__Problem to work on__
Copy each record exactly as it reads, leaving out any pictures it holds.

** START OF Entries provided **

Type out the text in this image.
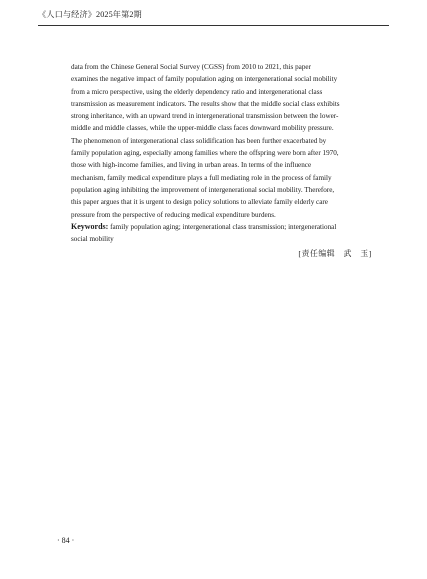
《人口与经济》2025年第2期
data from the Chinese General Social Survey (CGSS) from 2010 to 2021, this paper
examines the negative impact of family population aging on intergenerational social mobility
from a micro perspective, using the elderly dependency ratio and intergenerational class
transmission as measurement indicators. The results show that the middle social class exhibits
strong inheritance, with an upward trend in intergenerational transmission between the lower-
middle and middle classes, while the upper-middle class faces downward mobility pressure.
The phenomenon of intergenerational class solidification has been further exacerbated by
family population aging, especially among families where the offspring were born after 1970,
those with high-income families, and living in urban areas. In terms of the influence
mechanism, family medical expenditure plays a full mediating role in the process of family
population aging inhibiting the improvement of intergenerational social mobility. Therefore,
this paper argues that it is urgent to design policy solutions to alleviate family elderly care
pressure from the perspective of reducing medical expenditure burdens.
Keywords: family population aging; intergenerational class transmission; intergenerational
social mobility
[责任编辑　武　玉]
· 84 ·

** END OF Entries provided **

__Written answer__
Type out the text in this image.
《人口与经济》2025年第2期
data from the Chinese General Social Survey (CGSS) from 2010 to 2021, this paper
examines the negative impact of family population aging on intergenerational social mobility
from a micro perspective, using the elderly dependency ratio and intergenerational class
transmission as measurement indicators. The results show that the middle social class exhibits
strong inheritance, with an upward trend in intergenerational transmission between the lower-
middle and middle classes, while the upper-middle class faces downward mobility pressure.
The phenomenon of intergenerational class solidification has been further exacerbated by
family population aging, especially among families where the offspring were born after 1970,
those with high-income families, and living in urban areas. In terms of the influence
mechanism, family medical expenditure plays a full mediating role in the process of family
population aging inhibiting the improvement of intergenerational social mobility. Therefore,
this paper argues that it is urgent to design policy solutions to alleviate family elderly care
pressure from the perspective of reducing medical expenditure burdens.
Keywords: family population aging; intergenerational class transmission; intergenerational
social mobility
[责任编辑　武　玉]
· 84 ·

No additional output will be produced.